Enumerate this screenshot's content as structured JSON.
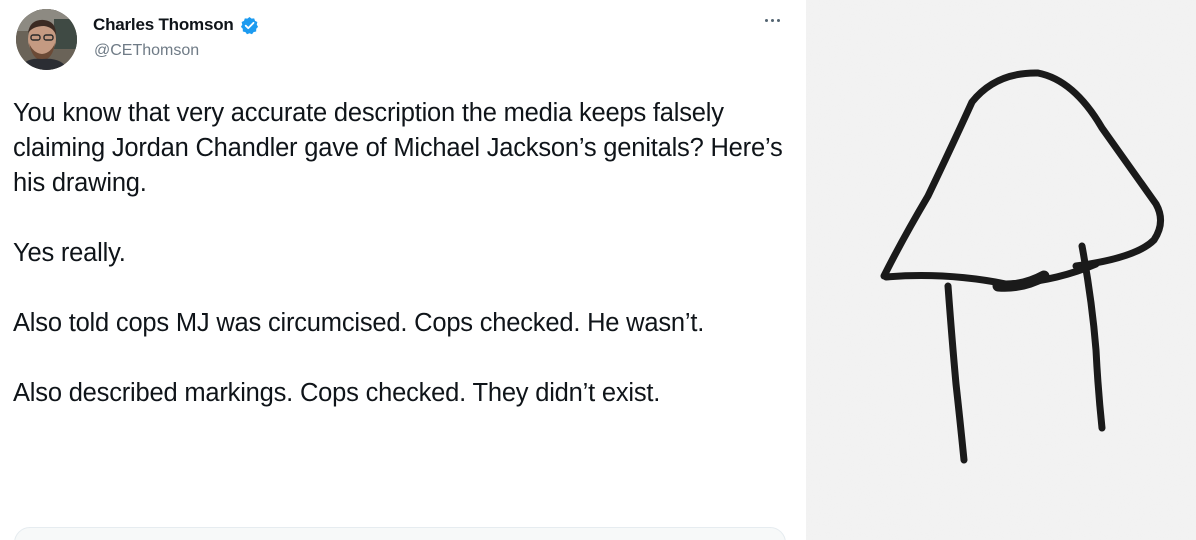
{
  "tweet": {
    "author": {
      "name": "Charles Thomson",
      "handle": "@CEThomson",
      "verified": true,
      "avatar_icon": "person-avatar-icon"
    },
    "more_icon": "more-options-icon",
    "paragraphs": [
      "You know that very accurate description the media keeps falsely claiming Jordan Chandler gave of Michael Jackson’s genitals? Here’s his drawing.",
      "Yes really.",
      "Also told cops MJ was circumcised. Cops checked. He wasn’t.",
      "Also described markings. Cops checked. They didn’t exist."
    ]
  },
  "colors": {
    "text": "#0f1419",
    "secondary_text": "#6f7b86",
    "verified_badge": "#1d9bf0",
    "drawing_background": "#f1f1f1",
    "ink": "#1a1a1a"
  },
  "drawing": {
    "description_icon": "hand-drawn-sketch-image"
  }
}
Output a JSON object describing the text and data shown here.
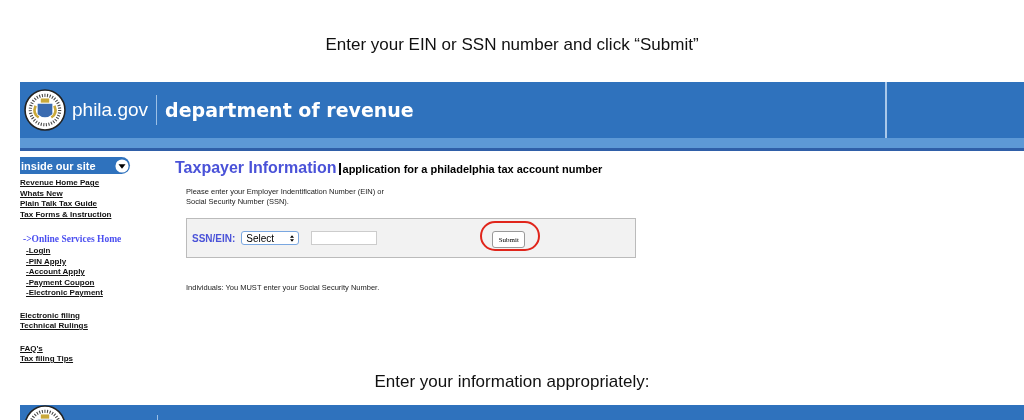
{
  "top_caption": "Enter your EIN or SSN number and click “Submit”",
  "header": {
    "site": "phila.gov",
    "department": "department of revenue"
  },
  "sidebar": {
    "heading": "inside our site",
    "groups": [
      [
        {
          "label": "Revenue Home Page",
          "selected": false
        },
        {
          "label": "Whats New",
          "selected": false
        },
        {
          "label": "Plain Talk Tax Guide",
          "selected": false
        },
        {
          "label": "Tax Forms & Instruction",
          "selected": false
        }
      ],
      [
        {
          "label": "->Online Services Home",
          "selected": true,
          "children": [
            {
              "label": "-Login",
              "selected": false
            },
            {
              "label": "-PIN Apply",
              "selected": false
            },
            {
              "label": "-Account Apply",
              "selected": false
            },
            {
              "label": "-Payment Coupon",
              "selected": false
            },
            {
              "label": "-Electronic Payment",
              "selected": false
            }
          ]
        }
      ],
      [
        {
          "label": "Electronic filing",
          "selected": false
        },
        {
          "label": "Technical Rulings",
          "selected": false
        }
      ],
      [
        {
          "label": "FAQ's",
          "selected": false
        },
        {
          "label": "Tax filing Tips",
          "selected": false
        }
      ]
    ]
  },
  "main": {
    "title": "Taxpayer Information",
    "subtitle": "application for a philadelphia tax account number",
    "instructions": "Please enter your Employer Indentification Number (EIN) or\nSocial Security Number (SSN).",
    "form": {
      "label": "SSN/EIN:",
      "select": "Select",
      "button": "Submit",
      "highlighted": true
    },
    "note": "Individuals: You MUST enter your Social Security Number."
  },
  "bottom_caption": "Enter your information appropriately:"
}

● ● ● ● ●

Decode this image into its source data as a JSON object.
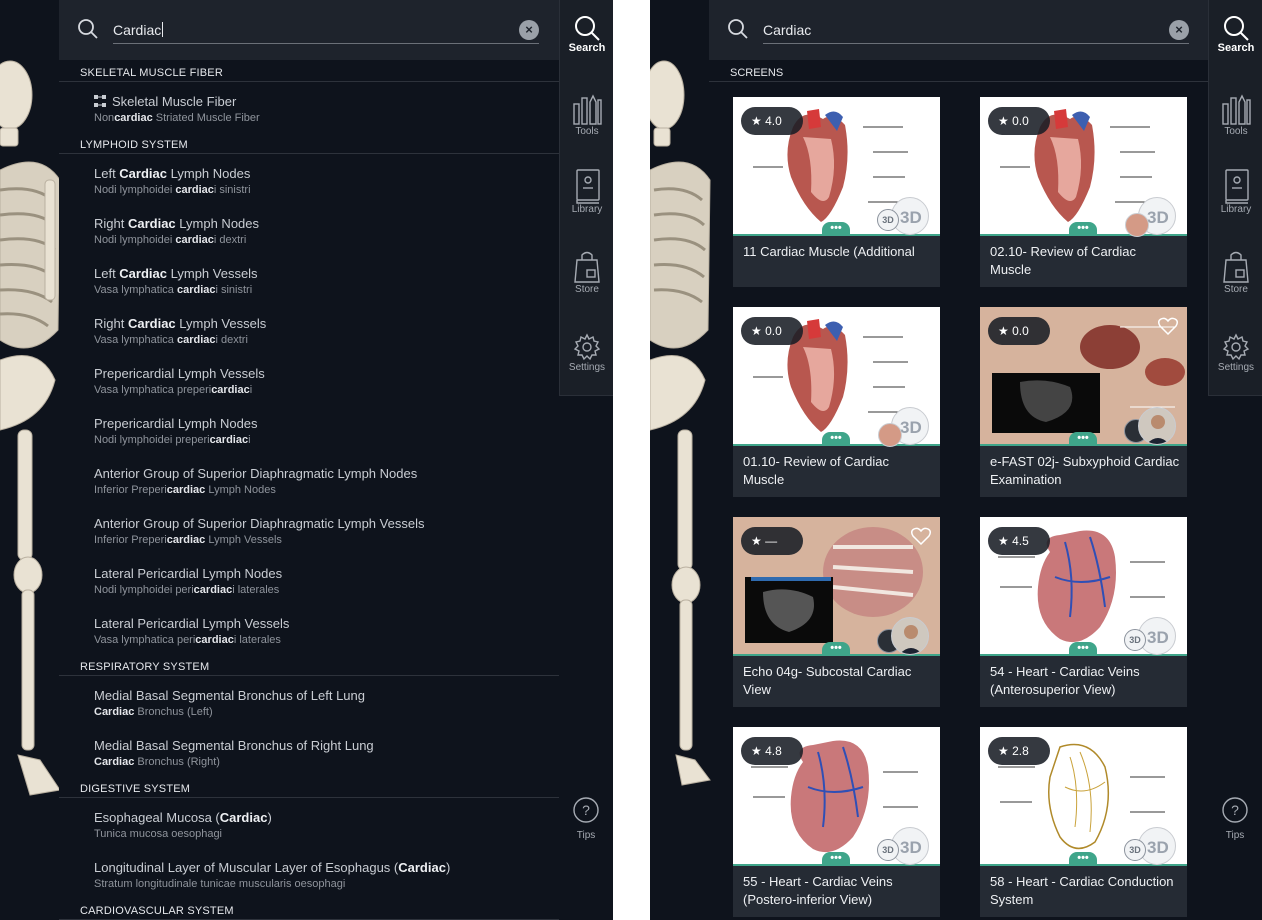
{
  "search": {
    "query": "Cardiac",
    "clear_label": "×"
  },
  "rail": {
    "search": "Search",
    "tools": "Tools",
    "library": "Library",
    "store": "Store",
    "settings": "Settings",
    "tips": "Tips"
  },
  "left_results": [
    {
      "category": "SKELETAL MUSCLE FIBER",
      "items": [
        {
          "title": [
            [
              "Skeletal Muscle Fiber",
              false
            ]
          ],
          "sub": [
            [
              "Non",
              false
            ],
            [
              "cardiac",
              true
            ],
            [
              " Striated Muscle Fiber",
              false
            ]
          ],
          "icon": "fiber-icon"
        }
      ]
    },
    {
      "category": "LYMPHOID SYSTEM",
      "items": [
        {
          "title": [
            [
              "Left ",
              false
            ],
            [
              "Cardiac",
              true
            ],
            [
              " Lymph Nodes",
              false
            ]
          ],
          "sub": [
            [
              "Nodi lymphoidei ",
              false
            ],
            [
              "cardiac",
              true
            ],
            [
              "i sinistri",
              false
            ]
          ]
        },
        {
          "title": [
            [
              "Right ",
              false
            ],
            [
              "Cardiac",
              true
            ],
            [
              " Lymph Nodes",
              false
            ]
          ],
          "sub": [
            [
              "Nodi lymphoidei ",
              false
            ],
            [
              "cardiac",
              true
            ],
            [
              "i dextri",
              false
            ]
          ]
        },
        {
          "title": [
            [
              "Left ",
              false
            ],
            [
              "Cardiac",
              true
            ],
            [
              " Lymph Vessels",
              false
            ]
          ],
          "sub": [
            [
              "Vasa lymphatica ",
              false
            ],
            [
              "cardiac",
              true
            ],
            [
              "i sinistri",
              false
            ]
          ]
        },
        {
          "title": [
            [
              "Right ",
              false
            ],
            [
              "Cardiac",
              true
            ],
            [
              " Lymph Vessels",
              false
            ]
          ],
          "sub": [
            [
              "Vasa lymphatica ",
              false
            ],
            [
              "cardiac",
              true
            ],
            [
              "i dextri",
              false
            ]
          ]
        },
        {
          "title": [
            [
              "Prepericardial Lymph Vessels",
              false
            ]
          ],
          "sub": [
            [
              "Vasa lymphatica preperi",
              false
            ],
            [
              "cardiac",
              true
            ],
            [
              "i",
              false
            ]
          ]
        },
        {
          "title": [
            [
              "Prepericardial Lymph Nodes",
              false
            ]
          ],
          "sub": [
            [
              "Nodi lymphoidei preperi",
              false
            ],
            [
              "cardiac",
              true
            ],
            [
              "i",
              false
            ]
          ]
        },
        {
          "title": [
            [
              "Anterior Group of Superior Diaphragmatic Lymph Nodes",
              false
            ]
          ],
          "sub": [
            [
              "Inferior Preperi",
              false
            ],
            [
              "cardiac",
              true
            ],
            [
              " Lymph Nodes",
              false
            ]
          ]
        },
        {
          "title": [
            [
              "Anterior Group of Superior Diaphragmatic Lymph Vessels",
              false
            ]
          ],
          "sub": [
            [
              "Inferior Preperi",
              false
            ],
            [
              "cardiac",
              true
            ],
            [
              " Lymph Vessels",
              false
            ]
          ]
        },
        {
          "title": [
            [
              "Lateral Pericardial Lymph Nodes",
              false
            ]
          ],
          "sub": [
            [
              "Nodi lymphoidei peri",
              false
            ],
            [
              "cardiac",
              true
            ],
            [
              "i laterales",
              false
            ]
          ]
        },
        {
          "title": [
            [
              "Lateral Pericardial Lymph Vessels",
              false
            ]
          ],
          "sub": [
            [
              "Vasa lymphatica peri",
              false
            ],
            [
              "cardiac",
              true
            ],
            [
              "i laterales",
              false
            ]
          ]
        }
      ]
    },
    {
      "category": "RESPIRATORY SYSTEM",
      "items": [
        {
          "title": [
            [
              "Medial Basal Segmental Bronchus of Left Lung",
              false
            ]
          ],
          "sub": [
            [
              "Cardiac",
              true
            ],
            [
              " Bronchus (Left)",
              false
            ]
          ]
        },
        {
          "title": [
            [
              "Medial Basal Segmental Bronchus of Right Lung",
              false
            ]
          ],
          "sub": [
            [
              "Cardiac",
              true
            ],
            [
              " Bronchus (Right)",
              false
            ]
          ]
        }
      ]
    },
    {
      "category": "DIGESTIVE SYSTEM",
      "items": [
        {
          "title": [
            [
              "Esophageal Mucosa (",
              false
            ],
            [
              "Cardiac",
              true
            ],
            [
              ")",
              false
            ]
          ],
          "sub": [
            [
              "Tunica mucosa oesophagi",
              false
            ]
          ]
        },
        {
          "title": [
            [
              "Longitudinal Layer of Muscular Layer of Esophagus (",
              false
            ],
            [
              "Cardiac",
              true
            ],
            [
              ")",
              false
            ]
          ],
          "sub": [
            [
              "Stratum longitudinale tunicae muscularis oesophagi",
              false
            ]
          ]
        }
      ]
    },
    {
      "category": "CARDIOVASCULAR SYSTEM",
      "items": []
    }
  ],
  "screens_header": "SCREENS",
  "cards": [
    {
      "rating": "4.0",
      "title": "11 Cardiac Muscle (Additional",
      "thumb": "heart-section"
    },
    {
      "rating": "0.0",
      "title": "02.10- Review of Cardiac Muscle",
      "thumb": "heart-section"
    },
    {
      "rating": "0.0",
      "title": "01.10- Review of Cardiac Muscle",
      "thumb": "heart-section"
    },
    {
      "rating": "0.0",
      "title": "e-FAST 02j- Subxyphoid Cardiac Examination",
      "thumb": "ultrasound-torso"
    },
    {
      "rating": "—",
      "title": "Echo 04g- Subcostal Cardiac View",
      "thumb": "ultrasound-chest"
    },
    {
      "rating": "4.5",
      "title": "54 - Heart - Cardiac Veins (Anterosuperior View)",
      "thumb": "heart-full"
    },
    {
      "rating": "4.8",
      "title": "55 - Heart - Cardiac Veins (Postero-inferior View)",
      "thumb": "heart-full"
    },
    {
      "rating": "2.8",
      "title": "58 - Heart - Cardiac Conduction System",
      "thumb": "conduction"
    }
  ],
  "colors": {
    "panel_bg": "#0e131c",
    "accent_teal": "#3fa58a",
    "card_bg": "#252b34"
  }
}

● ● ● ● ●

Give the number of lines above in which the word "Payment" occurs, with nothing else.

- [Written response]:
2